Work to do.
Count the lines in the data below where the string "đường" occurs, please, and give the number alone.

((

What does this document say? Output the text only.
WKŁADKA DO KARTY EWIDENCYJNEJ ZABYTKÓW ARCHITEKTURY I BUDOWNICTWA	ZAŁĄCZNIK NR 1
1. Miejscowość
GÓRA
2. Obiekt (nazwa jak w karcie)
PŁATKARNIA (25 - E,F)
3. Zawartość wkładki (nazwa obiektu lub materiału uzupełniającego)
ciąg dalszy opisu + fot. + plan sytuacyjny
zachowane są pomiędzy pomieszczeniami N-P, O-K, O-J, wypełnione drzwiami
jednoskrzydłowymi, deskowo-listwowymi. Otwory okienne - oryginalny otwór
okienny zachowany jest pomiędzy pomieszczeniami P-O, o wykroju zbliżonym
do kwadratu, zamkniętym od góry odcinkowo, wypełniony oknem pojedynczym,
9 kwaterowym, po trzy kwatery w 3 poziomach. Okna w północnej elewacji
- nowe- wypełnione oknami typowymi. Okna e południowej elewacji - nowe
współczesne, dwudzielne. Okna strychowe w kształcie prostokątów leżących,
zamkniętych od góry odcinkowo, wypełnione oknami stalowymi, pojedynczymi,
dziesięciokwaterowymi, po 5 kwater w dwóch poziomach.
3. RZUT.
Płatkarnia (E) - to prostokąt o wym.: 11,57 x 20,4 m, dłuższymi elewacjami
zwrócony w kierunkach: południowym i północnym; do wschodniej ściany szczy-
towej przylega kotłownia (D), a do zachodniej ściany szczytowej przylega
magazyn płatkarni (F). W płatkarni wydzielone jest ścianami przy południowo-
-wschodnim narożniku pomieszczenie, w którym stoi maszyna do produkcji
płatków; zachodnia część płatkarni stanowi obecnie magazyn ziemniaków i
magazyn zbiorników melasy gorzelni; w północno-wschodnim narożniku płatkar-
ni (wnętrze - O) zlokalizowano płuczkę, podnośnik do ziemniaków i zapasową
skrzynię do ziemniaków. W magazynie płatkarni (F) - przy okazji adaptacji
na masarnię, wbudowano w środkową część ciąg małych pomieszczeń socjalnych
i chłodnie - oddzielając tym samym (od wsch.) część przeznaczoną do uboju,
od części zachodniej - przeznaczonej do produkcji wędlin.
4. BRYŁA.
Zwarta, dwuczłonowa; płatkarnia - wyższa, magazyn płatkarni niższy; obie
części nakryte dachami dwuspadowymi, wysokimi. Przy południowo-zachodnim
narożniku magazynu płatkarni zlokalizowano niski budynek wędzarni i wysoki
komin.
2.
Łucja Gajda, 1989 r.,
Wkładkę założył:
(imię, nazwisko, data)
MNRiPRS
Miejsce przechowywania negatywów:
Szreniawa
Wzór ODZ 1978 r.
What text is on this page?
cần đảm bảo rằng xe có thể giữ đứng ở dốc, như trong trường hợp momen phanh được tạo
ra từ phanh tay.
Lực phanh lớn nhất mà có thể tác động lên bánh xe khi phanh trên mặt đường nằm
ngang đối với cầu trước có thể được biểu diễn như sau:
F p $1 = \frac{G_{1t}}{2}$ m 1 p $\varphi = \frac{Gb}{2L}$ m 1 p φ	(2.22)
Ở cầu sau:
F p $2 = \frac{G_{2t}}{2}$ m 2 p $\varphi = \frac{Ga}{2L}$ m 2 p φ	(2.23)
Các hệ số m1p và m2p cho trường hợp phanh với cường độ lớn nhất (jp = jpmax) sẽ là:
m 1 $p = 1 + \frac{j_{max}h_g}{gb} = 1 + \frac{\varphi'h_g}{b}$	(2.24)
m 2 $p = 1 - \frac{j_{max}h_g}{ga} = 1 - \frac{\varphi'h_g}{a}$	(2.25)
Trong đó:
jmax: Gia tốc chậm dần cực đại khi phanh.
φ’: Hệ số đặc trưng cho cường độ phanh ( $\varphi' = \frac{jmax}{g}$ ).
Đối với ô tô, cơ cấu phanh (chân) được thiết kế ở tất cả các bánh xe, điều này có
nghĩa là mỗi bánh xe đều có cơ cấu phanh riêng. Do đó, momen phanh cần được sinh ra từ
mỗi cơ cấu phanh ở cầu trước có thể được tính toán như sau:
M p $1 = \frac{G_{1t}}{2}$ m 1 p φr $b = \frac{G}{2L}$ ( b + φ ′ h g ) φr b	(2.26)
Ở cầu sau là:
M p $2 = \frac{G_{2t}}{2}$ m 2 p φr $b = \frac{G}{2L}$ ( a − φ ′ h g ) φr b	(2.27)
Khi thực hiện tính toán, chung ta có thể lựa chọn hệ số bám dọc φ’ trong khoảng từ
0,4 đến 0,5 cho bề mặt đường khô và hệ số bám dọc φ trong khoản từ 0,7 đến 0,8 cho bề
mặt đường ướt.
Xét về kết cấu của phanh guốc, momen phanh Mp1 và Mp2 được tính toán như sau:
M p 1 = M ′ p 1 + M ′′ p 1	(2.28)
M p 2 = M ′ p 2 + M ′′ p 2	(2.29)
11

))

Output for this task.
3